*To be done*: Each line below is to be written out in full, exactly as shown.

*Items*:
_ _ _
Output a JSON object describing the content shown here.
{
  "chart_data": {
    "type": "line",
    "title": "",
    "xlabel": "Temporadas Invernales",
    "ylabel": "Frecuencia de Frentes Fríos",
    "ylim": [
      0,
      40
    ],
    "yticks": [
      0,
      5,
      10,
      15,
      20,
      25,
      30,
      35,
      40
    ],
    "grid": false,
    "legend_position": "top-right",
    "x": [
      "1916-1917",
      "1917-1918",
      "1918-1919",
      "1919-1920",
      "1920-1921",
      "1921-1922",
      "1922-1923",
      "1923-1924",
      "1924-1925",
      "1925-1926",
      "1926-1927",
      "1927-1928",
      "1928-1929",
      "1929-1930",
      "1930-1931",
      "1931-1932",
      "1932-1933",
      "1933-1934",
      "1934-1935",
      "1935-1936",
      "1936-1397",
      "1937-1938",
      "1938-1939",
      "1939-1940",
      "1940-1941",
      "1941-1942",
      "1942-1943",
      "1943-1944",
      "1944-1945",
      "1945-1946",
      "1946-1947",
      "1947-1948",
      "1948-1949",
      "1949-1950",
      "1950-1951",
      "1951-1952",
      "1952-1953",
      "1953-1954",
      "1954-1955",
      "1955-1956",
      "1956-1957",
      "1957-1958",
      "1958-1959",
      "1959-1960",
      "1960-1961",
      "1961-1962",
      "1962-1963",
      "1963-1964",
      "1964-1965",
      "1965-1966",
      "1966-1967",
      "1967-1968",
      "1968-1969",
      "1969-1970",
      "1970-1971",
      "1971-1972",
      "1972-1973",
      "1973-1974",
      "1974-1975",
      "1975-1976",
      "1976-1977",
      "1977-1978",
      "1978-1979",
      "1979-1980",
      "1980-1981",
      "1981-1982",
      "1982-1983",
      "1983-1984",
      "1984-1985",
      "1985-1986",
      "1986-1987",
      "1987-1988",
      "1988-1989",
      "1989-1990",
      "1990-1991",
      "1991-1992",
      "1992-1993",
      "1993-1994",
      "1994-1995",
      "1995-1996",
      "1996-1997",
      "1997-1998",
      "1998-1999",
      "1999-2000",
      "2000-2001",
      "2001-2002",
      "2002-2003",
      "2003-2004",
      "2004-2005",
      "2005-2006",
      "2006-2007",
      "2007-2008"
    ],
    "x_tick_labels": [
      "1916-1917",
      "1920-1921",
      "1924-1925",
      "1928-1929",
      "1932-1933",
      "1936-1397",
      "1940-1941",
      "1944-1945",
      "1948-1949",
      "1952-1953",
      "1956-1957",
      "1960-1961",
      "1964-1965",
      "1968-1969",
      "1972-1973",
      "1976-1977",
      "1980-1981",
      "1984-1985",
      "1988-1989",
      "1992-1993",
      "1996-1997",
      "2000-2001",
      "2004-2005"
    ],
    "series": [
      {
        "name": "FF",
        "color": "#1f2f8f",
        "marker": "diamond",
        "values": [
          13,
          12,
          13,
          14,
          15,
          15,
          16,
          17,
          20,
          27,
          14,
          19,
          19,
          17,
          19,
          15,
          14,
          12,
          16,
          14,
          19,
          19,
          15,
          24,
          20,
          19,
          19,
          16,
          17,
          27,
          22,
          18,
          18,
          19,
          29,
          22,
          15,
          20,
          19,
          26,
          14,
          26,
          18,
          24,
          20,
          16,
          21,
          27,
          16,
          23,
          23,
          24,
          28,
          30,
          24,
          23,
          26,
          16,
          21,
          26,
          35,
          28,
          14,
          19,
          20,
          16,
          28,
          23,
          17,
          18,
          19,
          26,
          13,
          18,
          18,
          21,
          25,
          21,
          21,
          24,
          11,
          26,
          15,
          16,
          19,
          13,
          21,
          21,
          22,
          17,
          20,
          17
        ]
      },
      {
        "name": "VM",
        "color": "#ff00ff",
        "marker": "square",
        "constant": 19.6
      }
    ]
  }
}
_ _ _
*Solution to this exercise*:
Output a JSON object describing the content shown here.
{
  "chart_data": {
    "type": "line",
    "title": "",
    "xlabel": "Temporadas Invernales",
    "ylabel": "Frecuencia de Frentes Fríos",
    "ylim": [
      0,
      40
    ],
    "yticks": [
      0,
      5,
      10,
      15,
      20,
      25,
      30,
      35,
      40
    ],
    "grid": false,
    "legend_position": "top-right",
    "x": [
      "1916-1917",
      "1917-1918",
      "1918-1919",
      "1919-1920",
      "1920-1921",
      "1921-1922",
      "1922-1923",
      "1923-1924",
      "1924-1925",
      "1925-1926",
      "1926-1927",
      "1927-1928",
      "1928-1929",
      "1929-1930",
      "1930-1931",
      "1931-1932",
      "1932-1933",
      "1933-1934",
      "1934-1935",
      "1935-1936",
      "1936-1397",
      "1937-1938",
      "1938-1939",
      "1939-1940",
      "1940-1941",
      "1941-1942",
      "1942-1943",
      "1943-1944",
      "1944-1945",
      "1945-1946",
      "1946-1947",
      "1947-1948",
      "1948-1949",
      "1949-1950",
      "1950-1951",
      "1951-1952",
      "1952-1953",
      "1953-1954",
      "1954-1955",
      "1955-1956",
      "1956-1957",
      "1957-1958",
      "1958-1959",
      "1959-1960",
      "1960-1961",
      "1961-1962",
      "1962-1963",
      "1963-1964",
      "1964-1965",
      "1965-1966",
      "1966-1967",
      "1967-1968",
      "1968-1969",
      "1969-1970",
      "1970-1971",
      "1971-1972",
      "1972-1973",
      "1973-1974",
      "1974-1975",
      "1975-1976",
      "1976-1977",
      "1977-1978",
      "1978-1979",
      "1979-1980",
      "1980-1981",
      "1981-1982",
      "1982-1983",
      "1983-1984",
      "1984-1985",
      "1985-1986",
      "1986-1987",
      "1987-1988",
      "1988-1989",
      "1989-1990",
      "1990-1991",
      "1991-1992",
      "1992-1993",
      "1993-1994",
      "1994-1995",
      "1995-1996",
      "1996-1997",
      "1997-1998",
      "1998-1999",
      "1999-2000",
      "2000-2001",
      "2001-2002",
      "2002-2003",
      "2003-2004",
      "2004-2005",
      "2005-2006",
      "2006-2007",
      "2007-2008"
    ],
    "x_tick_labels": [
      "1916-1917",
      "1920-1921",
      "1924-1925",
      "1928-1929",
      "1932-1933",
      "1936-1397",
      "1940-1941",
      "1944-1945",
      "1948-1949",
      "1952-1953",
      "1956-1957",
      "1960-1961",
      "1964-1965",
      "1968-1969",
      "1972-1973",
      "1976-1977",
      "1980-1981",
      "1984-1985",
      "1988-1989",
      "1992-1993",
      "1996-1997",
      "2000-2001",
      "2004-2005"
    ],
    "series": [
      {
        "name": "FF",
        "color": "#1f2f8f",
        "marker": "diamond",
        "values": [
          13,
          12,
          13,
          14,
          15,
          15,
          16,
          17,
          20,
          27,
          14,
          19,
          19,
          17,
          19,
          15,
          14,
          12,
          16,
          14,
          19,
          19,
          15,
          24,
          20,
          19,
          19,
          16,
          17,
          27,
          22,
          18,
          18,
          19,
          29,
          22,
          15,
          20,
          19,
          26,
          14,
          26,
          18,
          24,
          20,
          16,
          21,
          27,
          16,
          23,
          23,
          24,
          28,
          30,
          24,
          23,
          26,
          16,
          21,
          26,
          35,
          28,
          14,
          19,
          20,
          16,
          28,
          23,
          17,
          18,
          19,
          26,
          13,
          18,
          18,
          21,
          25,
          21,
          21,
          24,
          11,
          26,
          15,
          16,
          19,
          13,
          21,
          21,
          22,
          17,
          20,
          17
        ]
      },
      {
        "name": "VM",
        "color": "#ff00ff",
        "marker": "square",
        "constant": 19.6
      }
    ]
  }
}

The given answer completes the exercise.